> _Exercise requirements_
From the listing below, extract every line in which the word "stream" appears.

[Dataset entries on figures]
start
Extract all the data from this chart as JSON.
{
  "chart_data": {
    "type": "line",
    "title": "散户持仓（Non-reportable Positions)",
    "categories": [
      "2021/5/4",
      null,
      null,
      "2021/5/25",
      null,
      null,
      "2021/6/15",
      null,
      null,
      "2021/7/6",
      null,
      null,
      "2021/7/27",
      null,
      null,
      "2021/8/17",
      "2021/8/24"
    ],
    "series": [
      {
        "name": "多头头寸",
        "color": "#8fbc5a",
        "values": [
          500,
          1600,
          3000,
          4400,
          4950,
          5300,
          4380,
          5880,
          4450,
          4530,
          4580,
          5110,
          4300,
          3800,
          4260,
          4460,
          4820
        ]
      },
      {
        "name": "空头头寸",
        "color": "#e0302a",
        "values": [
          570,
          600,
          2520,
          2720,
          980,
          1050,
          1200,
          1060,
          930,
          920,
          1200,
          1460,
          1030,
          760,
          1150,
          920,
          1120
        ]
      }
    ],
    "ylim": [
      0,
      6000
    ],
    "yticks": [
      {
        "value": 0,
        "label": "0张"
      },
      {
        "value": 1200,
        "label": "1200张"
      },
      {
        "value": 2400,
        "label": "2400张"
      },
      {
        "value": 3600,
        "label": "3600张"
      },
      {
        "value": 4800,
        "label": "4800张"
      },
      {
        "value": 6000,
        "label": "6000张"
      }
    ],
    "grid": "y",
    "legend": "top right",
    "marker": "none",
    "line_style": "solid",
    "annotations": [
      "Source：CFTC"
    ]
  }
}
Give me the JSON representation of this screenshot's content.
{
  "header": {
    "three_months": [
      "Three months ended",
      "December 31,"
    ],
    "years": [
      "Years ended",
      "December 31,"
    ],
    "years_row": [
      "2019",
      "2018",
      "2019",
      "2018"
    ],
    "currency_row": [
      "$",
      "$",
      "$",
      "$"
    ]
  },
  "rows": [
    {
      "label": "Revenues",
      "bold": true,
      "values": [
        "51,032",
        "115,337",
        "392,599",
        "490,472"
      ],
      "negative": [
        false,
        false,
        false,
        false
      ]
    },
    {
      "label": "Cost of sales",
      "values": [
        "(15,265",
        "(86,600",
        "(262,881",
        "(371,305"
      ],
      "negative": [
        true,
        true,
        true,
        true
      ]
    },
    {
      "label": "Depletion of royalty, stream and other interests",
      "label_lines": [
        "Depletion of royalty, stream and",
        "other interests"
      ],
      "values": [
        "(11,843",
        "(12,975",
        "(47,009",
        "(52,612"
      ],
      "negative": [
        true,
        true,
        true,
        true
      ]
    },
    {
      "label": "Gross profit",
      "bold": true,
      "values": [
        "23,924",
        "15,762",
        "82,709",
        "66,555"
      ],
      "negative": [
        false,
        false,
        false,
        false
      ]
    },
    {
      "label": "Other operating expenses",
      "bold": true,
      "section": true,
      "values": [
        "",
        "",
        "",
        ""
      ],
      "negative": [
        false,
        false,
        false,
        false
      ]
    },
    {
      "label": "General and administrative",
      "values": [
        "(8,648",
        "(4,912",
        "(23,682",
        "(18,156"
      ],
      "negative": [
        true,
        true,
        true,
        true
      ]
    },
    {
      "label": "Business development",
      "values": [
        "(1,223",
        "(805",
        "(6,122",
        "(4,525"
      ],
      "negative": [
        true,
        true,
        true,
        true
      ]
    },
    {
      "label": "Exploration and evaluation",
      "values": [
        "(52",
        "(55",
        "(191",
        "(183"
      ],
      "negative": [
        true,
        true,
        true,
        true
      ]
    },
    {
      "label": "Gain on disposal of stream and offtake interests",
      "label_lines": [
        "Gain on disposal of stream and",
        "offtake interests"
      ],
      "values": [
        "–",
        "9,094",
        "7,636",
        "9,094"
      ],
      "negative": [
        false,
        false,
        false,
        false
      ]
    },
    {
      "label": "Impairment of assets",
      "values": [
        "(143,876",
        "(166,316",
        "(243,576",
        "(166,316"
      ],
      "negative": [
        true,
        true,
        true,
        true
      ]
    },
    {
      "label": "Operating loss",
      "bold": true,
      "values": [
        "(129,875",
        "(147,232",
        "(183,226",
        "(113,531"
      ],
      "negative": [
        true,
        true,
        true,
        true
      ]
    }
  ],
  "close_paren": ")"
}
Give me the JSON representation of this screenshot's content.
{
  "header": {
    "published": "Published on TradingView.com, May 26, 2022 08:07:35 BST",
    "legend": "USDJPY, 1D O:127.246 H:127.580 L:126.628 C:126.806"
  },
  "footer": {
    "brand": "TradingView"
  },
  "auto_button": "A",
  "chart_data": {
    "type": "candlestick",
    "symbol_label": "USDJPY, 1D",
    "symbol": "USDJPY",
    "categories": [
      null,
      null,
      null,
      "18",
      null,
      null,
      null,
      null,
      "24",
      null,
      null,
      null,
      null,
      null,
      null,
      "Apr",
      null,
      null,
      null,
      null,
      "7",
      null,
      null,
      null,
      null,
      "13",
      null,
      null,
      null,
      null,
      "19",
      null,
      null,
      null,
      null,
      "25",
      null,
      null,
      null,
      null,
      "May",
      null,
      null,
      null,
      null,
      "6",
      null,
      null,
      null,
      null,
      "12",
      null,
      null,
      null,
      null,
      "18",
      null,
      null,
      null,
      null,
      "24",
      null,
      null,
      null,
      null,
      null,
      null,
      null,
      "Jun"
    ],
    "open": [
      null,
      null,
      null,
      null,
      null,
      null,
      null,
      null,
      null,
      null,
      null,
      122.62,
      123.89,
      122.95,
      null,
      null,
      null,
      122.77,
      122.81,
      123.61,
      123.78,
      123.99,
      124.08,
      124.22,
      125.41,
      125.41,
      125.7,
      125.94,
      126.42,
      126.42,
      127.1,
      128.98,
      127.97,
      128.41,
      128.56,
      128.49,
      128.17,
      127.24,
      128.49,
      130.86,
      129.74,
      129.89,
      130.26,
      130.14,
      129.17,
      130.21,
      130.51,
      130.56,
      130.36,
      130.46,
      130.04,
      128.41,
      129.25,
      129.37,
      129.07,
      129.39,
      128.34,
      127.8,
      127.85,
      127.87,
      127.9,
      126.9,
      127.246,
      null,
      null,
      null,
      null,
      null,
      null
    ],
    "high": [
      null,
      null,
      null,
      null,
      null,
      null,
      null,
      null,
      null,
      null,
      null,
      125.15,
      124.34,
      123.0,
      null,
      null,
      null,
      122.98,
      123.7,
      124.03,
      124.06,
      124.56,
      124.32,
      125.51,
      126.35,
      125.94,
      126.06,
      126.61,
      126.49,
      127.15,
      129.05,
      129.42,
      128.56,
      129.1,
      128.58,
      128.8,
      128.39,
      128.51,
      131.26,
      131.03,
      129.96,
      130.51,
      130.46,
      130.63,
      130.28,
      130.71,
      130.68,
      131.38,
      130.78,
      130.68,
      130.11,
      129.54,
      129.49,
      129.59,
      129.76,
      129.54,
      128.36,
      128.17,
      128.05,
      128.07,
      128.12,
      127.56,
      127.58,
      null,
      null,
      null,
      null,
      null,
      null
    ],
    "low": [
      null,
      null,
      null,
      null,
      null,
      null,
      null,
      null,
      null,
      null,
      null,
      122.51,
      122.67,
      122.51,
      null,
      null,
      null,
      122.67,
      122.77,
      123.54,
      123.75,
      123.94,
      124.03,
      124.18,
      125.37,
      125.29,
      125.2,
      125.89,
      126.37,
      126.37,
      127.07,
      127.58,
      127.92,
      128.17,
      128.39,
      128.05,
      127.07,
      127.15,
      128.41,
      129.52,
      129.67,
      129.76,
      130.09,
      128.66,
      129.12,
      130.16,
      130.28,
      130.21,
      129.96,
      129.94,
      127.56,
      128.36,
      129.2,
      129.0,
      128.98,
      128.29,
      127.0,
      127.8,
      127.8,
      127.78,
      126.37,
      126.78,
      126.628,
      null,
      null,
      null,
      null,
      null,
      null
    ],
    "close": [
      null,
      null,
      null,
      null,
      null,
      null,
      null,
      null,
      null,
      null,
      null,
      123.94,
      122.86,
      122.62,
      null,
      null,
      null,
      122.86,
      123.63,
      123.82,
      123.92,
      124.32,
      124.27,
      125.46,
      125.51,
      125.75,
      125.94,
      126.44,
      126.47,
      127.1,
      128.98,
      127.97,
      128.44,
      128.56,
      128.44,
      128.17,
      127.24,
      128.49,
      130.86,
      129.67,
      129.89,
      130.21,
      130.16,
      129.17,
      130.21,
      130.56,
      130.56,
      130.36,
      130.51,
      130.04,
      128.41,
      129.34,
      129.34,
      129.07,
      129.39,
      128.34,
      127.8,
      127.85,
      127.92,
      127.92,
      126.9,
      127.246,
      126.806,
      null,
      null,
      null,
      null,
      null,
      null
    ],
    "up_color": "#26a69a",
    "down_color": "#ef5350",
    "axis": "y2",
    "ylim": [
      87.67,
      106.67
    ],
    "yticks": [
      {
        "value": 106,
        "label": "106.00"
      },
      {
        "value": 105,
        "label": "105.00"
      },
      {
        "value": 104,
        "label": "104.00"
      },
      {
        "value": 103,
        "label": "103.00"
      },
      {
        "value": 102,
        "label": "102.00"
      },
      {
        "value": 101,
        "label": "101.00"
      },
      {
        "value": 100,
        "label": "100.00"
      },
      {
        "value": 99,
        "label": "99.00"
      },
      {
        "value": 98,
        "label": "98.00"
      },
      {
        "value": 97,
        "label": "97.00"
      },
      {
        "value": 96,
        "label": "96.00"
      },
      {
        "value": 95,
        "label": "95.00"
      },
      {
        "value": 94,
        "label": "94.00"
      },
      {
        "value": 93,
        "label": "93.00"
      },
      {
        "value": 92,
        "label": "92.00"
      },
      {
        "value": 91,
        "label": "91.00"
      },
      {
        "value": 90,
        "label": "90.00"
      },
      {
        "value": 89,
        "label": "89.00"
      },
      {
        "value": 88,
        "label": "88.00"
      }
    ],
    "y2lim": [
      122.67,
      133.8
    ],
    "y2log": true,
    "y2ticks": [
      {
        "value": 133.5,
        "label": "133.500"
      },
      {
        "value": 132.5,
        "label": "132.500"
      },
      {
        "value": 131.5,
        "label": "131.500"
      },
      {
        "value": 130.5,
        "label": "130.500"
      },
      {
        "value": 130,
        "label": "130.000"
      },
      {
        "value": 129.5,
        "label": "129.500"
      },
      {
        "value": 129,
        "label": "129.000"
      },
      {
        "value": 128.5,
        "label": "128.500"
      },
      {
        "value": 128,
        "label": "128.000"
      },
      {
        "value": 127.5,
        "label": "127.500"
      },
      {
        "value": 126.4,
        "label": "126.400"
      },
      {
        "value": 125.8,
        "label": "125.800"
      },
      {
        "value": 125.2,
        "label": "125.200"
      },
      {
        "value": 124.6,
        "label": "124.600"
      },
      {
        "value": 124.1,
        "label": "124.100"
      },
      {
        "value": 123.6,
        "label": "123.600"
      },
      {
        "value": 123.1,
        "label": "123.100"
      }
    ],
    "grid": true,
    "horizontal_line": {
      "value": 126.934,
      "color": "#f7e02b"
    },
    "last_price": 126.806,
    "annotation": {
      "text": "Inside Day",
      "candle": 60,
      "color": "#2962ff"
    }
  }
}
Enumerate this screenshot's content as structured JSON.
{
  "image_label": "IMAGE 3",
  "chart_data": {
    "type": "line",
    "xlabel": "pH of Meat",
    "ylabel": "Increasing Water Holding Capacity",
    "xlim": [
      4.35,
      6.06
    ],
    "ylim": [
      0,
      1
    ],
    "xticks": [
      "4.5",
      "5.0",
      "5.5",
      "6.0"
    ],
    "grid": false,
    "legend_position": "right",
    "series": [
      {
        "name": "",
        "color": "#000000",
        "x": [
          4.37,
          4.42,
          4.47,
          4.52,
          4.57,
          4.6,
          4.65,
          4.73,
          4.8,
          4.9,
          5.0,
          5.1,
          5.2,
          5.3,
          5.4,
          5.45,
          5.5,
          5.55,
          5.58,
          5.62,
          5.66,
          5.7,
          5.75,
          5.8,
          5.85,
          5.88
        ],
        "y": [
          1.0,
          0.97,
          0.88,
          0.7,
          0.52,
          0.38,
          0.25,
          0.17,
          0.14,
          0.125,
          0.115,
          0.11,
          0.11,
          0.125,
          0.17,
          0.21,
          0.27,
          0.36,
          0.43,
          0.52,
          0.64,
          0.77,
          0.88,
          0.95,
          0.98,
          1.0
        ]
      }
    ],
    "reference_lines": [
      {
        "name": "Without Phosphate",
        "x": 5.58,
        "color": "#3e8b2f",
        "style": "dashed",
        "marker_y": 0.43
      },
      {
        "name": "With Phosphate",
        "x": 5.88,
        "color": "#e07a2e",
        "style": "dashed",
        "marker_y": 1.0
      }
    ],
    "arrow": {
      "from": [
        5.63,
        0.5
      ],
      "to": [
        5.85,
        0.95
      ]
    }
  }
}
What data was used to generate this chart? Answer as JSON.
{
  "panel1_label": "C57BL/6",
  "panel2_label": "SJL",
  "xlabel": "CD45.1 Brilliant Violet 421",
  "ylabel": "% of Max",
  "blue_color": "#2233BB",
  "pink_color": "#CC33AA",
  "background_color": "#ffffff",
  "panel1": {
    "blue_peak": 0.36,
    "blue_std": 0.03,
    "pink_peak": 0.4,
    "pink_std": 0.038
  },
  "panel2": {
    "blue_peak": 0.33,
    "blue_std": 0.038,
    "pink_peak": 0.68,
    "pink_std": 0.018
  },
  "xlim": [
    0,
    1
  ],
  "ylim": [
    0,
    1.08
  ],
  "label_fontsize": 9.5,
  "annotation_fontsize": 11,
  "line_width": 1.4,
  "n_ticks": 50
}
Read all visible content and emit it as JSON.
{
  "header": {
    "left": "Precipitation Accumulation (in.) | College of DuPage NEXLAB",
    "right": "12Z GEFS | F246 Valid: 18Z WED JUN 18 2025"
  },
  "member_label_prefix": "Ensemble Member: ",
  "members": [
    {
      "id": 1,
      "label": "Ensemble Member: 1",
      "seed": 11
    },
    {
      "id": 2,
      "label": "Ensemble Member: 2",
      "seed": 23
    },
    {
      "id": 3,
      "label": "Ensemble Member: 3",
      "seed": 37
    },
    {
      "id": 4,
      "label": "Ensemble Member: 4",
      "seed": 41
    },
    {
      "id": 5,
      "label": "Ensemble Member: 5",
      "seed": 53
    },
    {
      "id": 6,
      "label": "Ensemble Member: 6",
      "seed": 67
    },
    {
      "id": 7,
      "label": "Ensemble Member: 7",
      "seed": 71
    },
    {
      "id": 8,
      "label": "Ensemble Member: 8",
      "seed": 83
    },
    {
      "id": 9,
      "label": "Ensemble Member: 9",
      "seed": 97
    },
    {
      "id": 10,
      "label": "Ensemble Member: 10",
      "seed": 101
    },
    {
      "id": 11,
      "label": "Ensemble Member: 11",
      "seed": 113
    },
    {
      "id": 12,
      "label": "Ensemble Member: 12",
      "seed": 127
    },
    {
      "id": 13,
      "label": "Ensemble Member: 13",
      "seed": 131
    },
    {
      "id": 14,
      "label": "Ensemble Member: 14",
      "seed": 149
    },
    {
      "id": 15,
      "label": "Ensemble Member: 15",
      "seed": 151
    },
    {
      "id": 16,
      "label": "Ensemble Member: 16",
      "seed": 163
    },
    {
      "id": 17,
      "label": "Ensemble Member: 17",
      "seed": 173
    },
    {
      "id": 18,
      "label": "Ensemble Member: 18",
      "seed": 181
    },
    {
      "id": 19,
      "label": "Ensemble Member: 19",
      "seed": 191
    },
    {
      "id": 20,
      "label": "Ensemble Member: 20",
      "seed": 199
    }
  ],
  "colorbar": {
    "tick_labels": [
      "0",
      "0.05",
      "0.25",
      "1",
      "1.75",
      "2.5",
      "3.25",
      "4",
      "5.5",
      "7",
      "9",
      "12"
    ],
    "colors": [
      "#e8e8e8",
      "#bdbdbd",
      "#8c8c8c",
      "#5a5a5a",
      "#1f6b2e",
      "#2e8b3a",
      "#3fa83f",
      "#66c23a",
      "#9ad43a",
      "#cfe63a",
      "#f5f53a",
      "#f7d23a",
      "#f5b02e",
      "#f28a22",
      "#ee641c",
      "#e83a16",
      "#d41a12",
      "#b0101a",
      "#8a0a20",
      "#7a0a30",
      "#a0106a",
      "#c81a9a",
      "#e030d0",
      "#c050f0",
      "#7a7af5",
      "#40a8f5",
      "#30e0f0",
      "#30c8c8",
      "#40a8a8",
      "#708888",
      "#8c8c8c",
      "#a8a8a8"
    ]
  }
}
end
> _Written reply_
      "label": "Depletion of royalty, stream and other interests",
        "Depletion of royalty, stream and",
      "label": "Gain on disposal of stream and offtake interests",
        "Gain on disposal of stream and",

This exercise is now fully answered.